--- begin EXERCISE MATERIALS ---
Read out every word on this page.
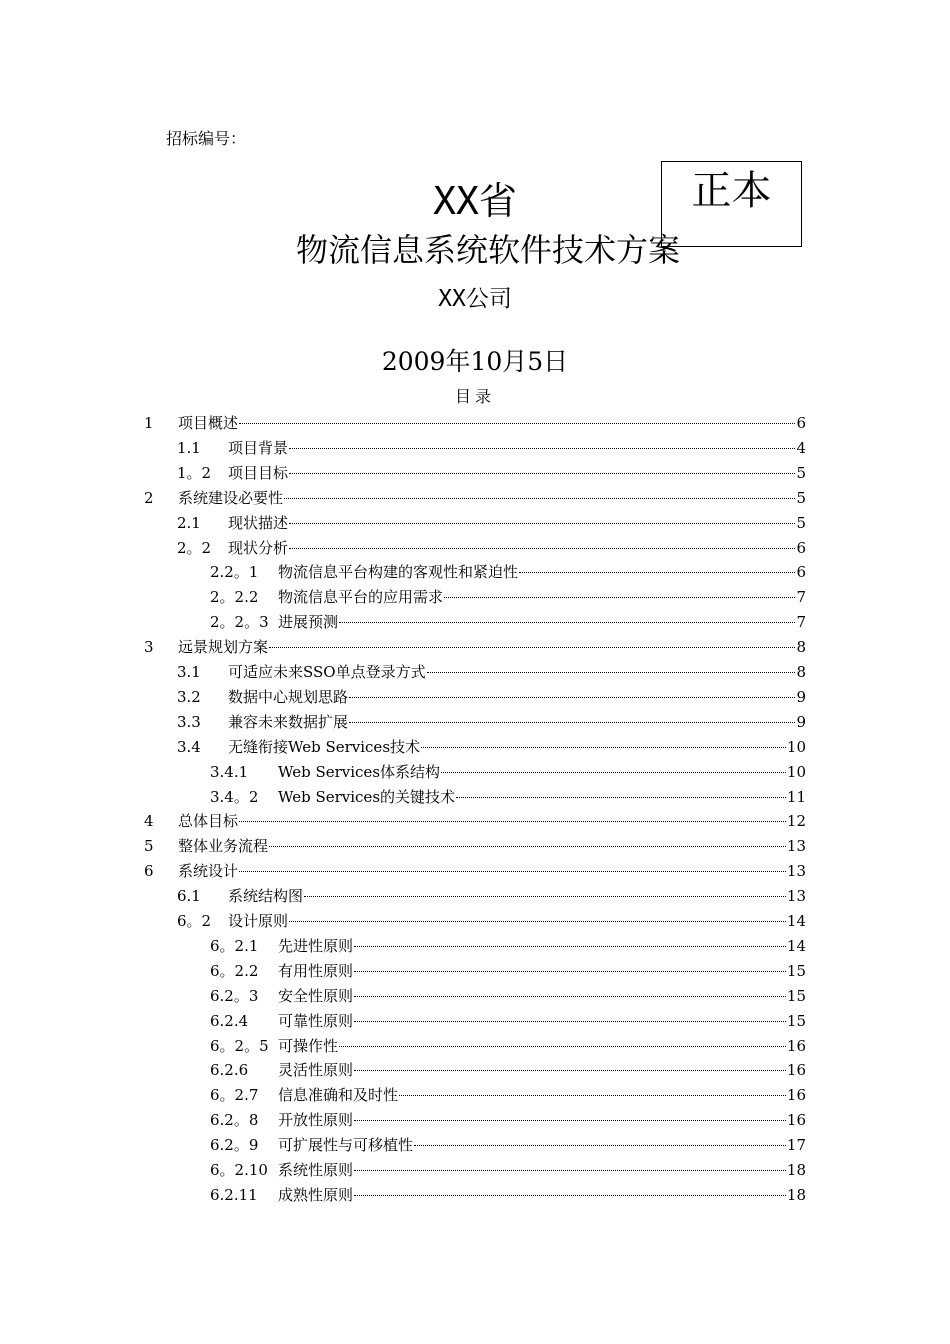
招标编号：
正本
XX省
物流信息系统软件技术方案
XX公司
2009年10月5日
目录
1	项目概述	6
1.1	项目背景	4
1。2	项目目标	5
2	系统建设必要性	5
2.1	现状描述	5
2。2	现状分析	6
2.2。1	物流信息平台构建的客观性和紧迫性	6
2。2.2	物流信息平台的应用需求	7
2。2。3 进展预测	7
3	远景规划方案	8
3.1	可适应未来SSO单点登录方式	8
3.2	数据中心规划思路	9
3.3	兼容未来数据扩展	9
3.4	无缝衔接Web Services技术	10
3.4.1	Web Services体系结构	10
3.4。2	Web Services的关键技术	11
4	总体目标	12
5	整体业务流程	13
6	系统设计	13
6.1	系统结构图	13
6。2	设计原则	14
6。2.1	先进性原则	14
6。2.2	有用性原则	15
6.2。3	安全性原则	15
6.2.4	可靠性原则	15
6。2。5 可操作性	16
6.2.6	灵活性原则	16
6。2.7	信息准确和及时性	16
6.2。8	开放性原则	16
6.2。9	可扩展性与可移植性	17
6。2.10 系统性原则	18
6.2.11	成熟性原则	18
--- end EXERCISE MATERIALS ---
WORK TO DO: Give back the entries verbatim. Do not include any picture.

EXERCISE ANSWER:
Read out every word on this page.
招标编号：
正本
XX省
物流信息系统软件技术方案
XX公司
2009年10月5日
目录
1	项目概述	6
1.1	项目背景	4
1。2	项目目标	5
2	系统建设必要性	5
2.1	现状描述	5
2。2	现状分析	6
2.2。1	物流信息平台构建的客观性和紧迫性	6
2。2.2	物流信息平台的应用需求	7
2。2。3 进展预测	7
3	远景规划方案	8
3.1	可适应未来SSO单点登录方式	8
3.2	数据中心规划思路	9
3.3	兼容未来数据扩展	9
3.4	无缝衔接Web Services技术	10
3.4.1	Web Services体系结构	10
3.4。2	Web Services的关键技术	11
4	总体目标	12
5	整体业务流程	13
6	系统设计	13
6.1	系统结构图	13
6。2	设计原则	14
6。2.1	先进性原则	14
6。2.2	有用性原则	15
6.2。3	安全性原则	15
6.2.4	可靠性原则	15
6。2。5 可操作性	16
6.2.6	灵活性原则	16
6。2.7	信息准确和及时性	16
6.2。8	开放性原则	16
6.2。9	可扩展性与可移植性	17
6。2.10 系统性原则	18
6.2.11	成熟性原则	18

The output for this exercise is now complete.